◆ DATASET CONTENT ◆
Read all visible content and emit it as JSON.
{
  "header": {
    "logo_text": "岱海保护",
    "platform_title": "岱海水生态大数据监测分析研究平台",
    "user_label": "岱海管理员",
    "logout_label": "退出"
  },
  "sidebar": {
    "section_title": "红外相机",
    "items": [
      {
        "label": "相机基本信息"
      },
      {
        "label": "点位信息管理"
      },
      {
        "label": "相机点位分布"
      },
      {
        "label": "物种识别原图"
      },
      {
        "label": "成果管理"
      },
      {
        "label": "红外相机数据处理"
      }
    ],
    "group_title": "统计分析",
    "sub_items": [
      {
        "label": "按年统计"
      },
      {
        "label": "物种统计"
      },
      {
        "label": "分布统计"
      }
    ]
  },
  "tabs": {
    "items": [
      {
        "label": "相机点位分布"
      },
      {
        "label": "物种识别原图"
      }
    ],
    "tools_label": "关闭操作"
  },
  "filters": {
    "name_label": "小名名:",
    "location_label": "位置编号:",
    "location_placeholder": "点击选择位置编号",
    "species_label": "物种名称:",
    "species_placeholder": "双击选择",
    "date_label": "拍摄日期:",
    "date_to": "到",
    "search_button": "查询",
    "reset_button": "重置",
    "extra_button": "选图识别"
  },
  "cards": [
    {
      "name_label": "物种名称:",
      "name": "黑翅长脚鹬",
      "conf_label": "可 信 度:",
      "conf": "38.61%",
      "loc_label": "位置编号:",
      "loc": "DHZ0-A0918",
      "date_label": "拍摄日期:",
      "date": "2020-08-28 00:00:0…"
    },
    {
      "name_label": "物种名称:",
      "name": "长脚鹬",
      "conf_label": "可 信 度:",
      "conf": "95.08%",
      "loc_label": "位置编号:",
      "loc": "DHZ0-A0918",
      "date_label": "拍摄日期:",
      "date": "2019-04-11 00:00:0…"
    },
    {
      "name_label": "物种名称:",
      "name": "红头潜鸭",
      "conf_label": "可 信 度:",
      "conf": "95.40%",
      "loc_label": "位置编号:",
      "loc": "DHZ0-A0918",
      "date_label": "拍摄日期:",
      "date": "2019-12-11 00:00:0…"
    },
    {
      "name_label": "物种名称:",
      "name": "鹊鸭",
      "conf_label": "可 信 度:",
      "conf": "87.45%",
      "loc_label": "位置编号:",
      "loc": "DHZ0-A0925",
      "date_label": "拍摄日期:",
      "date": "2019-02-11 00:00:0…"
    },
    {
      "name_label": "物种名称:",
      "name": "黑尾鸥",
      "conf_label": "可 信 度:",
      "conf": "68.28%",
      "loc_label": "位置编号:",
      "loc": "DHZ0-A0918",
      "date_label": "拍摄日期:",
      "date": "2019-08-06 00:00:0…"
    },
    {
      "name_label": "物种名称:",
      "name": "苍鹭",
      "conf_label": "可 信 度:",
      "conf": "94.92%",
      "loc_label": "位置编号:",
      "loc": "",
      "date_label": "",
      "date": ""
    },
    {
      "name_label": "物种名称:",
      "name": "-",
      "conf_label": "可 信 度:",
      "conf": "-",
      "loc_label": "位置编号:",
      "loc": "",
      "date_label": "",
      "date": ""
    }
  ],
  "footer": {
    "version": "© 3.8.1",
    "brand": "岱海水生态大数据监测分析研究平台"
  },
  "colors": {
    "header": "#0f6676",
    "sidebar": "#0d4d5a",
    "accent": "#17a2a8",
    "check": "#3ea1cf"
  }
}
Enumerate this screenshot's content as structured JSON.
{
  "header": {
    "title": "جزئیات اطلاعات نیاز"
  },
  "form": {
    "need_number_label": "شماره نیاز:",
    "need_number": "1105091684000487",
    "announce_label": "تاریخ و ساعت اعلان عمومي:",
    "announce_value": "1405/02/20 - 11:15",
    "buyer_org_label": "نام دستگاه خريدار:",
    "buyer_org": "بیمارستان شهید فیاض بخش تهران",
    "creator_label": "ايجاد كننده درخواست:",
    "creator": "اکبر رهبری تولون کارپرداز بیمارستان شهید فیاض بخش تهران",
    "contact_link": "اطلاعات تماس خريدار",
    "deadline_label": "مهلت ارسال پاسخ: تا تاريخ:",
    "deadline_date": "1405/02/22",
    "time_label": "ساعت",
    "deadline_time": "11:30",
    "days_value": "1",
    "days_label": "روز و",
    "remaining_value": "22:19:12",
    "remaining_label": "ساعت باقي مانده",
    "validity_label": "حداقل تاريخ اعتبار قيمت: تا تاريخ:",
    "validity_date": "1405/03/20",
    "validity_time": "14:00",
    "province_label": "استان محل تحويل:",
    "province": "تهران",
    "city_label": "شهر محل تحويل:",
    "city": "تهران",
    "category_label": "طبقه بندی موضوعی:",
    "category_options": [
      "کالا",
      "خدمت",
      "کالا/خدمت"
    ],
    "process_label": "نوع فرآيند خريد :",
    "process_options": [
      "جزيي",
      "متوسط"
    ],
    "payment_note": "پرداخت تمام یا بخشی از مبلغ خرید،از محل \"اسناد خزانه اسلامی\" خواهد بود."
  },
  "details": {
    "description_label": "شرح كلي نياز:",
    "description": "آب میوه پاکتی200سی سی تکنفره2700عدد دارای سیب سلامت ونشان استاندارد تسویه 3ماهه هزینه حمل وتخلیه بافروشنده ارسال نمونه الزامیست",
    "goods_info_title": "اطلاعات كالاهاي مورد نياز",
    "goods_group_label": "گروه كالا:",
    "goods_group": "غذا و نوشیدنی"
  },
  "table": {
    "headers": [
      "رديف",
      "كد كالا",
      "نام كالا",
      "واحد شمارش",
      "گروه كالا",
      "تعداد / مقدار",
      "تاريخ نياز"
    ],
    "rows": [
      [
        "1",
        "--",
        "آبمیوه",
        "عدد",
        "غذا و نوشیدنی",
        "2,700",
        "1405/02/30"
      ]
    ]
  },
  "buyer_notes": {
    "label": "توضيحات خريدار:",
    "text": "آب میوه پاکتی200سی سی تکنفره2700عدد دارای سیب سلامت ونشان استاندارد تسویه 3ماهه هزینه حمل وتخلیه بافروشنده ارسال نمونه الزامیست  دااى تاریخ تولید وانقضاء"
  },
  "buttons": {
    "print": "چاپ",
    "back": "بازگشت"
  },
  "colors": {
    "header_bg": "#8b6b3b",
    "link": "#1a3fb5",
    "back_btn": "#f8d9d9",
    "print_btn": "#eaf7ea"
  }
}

◆ YOUR OBJECTIVE ◆
Each line in the listing above that contains "ونشان" should be copied.

◆ ANSWER TO THIS TASK ◆
    "description": "آب میوه پاکتی200سی سی تکنفره2700عدد دارای سیب سلامت ونشان استاندارد تسویه 3ماهه هزینه حمل وتخلیه بافروشنده ارسال نمونه الزامیست",
    "text": "آب میوه پاکتی200سی سی تکنفره2700عدد دارای سیب سلامت ونشان استاندارد تسویه 3ماهه هزینه حمل وتخلیه بافروشنده ارسال نمونه الزامیست  دااى تاریخ تولید وانقضاء"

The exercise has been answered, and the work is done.